> EXCERPTED TEXT:
● ● ● ●

I’m currently working on an elixir app to create form endpoints for different sites (because I have a lot of static sites without any real “backend”).
A pretty general question. How would you deal with identifying spam? I will use Cloudflare as a WAF but I’m looking for ideas/libraries on how to identify if something is spam or not. I don’t wanna block from submission (unless a DDOS attack or similar) but I wanna mark a submission as spam if likely to be spam. So kind of open-ended question (libraries, general inputs a la “you should read up on X and Y”, etc).
Any form that has submitted given field (with any value) - most likely comes from spam bots.
Regular users simply won’t see the field.
P.s. this tactic worked pretty good some years ago, might be obsolete now. I haven’t worked on frontend for a long time
Oh, yea for sure I will use that! Probably should have added what I already plan to use. I’m gonna use a honeypot field and add the ability to use a captcha service. And also use cloud flares “bot score” (or what it is called). But I thought perhaps there is some ML or similar to just analyse the text to see if it is spam or not.
A few weeks back I started building a very similar app/service but got busy with other (paying work) things and had to place it on the back burner.
Years ago I wrote a simple PHP library to handle form submissions which basically utilized the hidden field strategy mentioned by @Egis but also regex scanned all the other fields looking for things like
bcc:|cc:|cco:|to:|content-type|http:|https: etc. and would exit w/500 or reject as spam etc. It worked really well and is still in use on many old websites some of my clients still run.

● ● ● ●

> TASK INSTRUCTIONS:
1. Answer these about the forum thread:
(a) What language is the form endpoint app being written in?
(b) What service will be used as a WAF?
(c) In the old PHP library, what happened when a submission matched the regex scan?
2. List each pattern that the forum thread gives as something the PHP library's regex scan looked for.
Please leave the entries after this forum thread out of consideration; they have no role here.

● ● ● ●

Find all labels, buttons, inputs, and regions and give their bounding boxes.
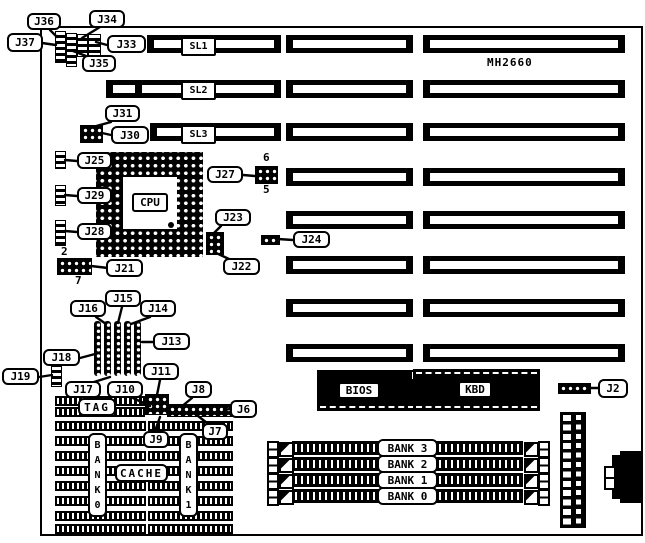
slot-bar xyxy=(286,211,413,229)
simm-endcap xyxy=(267,473,279,490)
pin-strip-j18 xyxy=(104,321,111,376)
jumper-label-j6: J6 xyxy=(230,400,257,418)
simm-latch xyxy=(524,490,539,505)
cpu-label: CPU xyxy=(132,193,168,212)
jumper-pins-j36-j37 xyxy=(55,31,66,63)
jumper-label-j29: J29 xyxy=(77,187,112,204)
simm-latch xyxy=(524,442,539,457)
jumper-pins-j28 xyxy=(55,220,66,246)
slot-bar xyxy=(286,299,413,317)
jumper-label-j21: J21 xyxy=(106,259,143,277)
jumper-label-j10: J10 xyxy=(107,381,143,398)
jumper-label-j17: J17 xyxy=(65,381,101,398)
power-connector xyxy=(560,412,586,528)
jumper-label-j16: J16 xyxy=(70,300,106,317)
kbd-label: KBD xyxy=(458,381,492,398)
simm-endcap xyxy=(538,441,550,458)
slot-label-sl2: SL2 xyxy=(181,81,216,100)
jumper-label-j14: J14 xyxy=(140,300,176,317)
jumper-block-j30-j31 xyxy=(80,125,103,143)
pin-strip-j15 xyxy=(114,321,121,376)
jumper-label-j9: J9 xyxy=(143,431,169,448)
slot-bar xyxy=(286,256,413,274)
jumper-pins-j29 xyxy=(55,185,66,206)
simm-latch xyxy=(279,474,294,489)
simm-latch xyxy=(279,442,294,457)
cache-chip xyxy=(55,524,146,534)
slot-bar xyxy=(423,80,625,98)
jumper-label-j35: J35 xyxy=(82,55,116,72)
jumper-block-j27 xyxy=(255,166,278,184)
jumper-strip-j6-j7-j8-j9-j10 xyxy=(167,404,233,417)
jumper-pins-j33 xyxy=(88,34,101,57)
pin-number-j27-5: 5 xyxy=(263,183,270,196)
slot-bar xyxy=(423,344,625,362)
slot-bar xyxy=(286,80,413,98)
slot-label-sl3: SL3 xyxy=(181,125,216,144)
jumper-label-j22: J22 xyxy=(223,258,260,275)
jumper-label-j25: J25 xyxy=(77,152,112,169)
slot-bar xyxy=(286,344,413,362)
pin-number-j21-2: 2 xyxy=(61,245,68,258)
board-model: MH2660 xyxy=(487,56,533,69)
simm-endcap xyxy=(538,473,550,490)
pin-strip-j16 xyxy=(94,321,101,376)
slot-bar xyxy=(423,299,625,317)
jumper-pins-j2 xyxy=(558,383,591,394)
jumper-label-j30: J30 xyxy=(111,126,149,144)
jumper-label-j11: J11 xyxy=(143,363,179,380)
jumper-label-j31: J31 xyxy=(105,105,140,122)
jumper-label-j2: J2 xyxy=(598,379,628,398)
simm-endcap xyxy=(267,457,279,474)
pin-number-j27-6: 6 xyxy=(263,151,270,164)
cache-chip xyxy=(148,524,233,534)
simm-latch xyxy=(524,458,539,473)
slot-bar xyxy=(423,123,625,141)
jumper-pins-j35 xyxy=(66,33,77,67)
slot-label-sl1: SL1 xyxy=(181,37,216,56)
jumper-label-j33: J33 xyxy=(107,35,146,53)
jumper-pins-j24 xyxy=(261,235,280,245)
jumper-label-j24: J24 xyxy=(293,231,330,248)
jumper-pins-j34 xyxy=(77,34,88,57)
cache-label: CACHE xyxy=(115,464,168,482)
slot-bar xyxy=(286,35,413,53)
slot-bar xyxy=(423,256,625,274)
jumper-label-j18: J18 xyxy=(43,349,80,366)
slot-bar xyxy=(423,211,625,229)
slot-bar xyxy=(286,168,413,186)
simm-latch xyxy=(279,490,294,505)
cache-chip xyxy=(55,421,146,431)
cpu-pin1-dot xyxy=(168,222,174,228)
slot-bar xyxy=(286,123,413,141)
din-mount-tab xyxy=(604,477,616,490)
slot-bar xyxy=(423,35,625,53)
simm-bank0-label: BANK 0 xyxy=(377,487,438,505)
simm-latch xyxy=(279,458,294,473)
tag-label: TAG xyxy=(78,398,116,416)
jumper-pins-j25 xyxy=(55,151,66,169)
simm-endcap xyxy=(267,489,279,506)
jumper-pins-j19 xyxy=(51,366,62,387)
pin-strip-j13 xyxy=(134,321,141,376)
jumper-label-j13: J13 xyxy=(153,333,190,350)
cache-bank1-label: BANK1 xyxy=(179,433,198,517)
pin-number-j21-7: 7 xyxy=(75,274,82,287)
jumper-label-j36: J36 xyxy=(27,13,61,30)
jumper-label-j37: J37 xyxy=(7,33,43,52)
jumper-label-j28: J28 xyxy=(77,223,112,240)
jumper-label-j15: J15 xyxy=(105,290,141,307)
jumper-label-j19: J19 xyxy=(2,368,39,385)
jumper-block-j21 xyxy=(57,258,92,275)
keyboard-din-connector xyxy=(620,451,642,503)
bios-label: BIOS xyxy=(338,382,380,399)
motherboard-diagram: MH2660 SL1 SL2 SL3 CPU xyxy=(0,0,645,543)
simm-endcap xyxy=(267,441,279,458)
jumper-label-j27: J27 xyxy=(207,166,243,183)
pin-strip-j14 xyxy=(124,321,131,376)
jumper-block-j22-j23 xyxy=(206,232,224,255)
jumper-label-j7: J7 xyxy=(202,423,228,440)
slot-bar xyxy=(423,168,625,186)
simm-latch xyxy=(524,474,539,489)
simm-endcap xyxy=(538,457,550,474)
jumper-label-j8: J8 xyxy=(185,381,212,398)
jumper-block-j11 xyxy=(145,394,169,415)
jumper-label-j23: J23 xyxy=(215,209,251,226)
jumper-label-j34: J34 xyxy=(89,10,125,28)
cache-bank0-label: BANK0 xyxy=(88,433,107,517)
simm-endcap xyxy=(538,489,550,506)
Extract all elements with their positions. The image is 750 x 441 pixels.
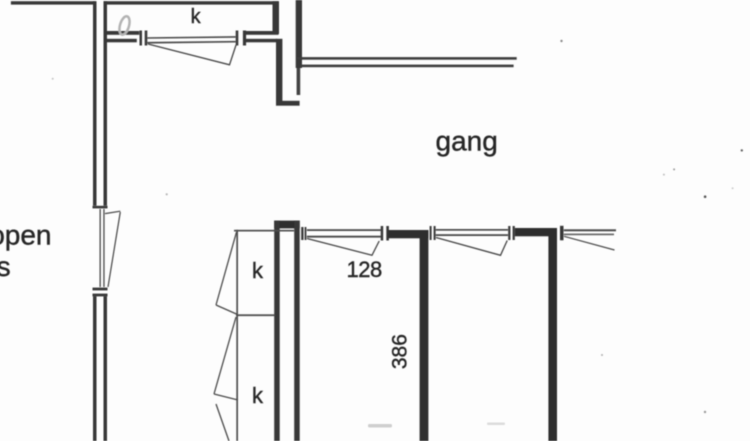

● ● ● ●

> ANSWERS FOR THIS EXERCISE:
1.
(a) Elixir.
(b) Cloudflare.
(c) It would exit with a 500 or reject the submission as spam.

2.
bcc:
cc:
cco:
to:
content-type
http:
https: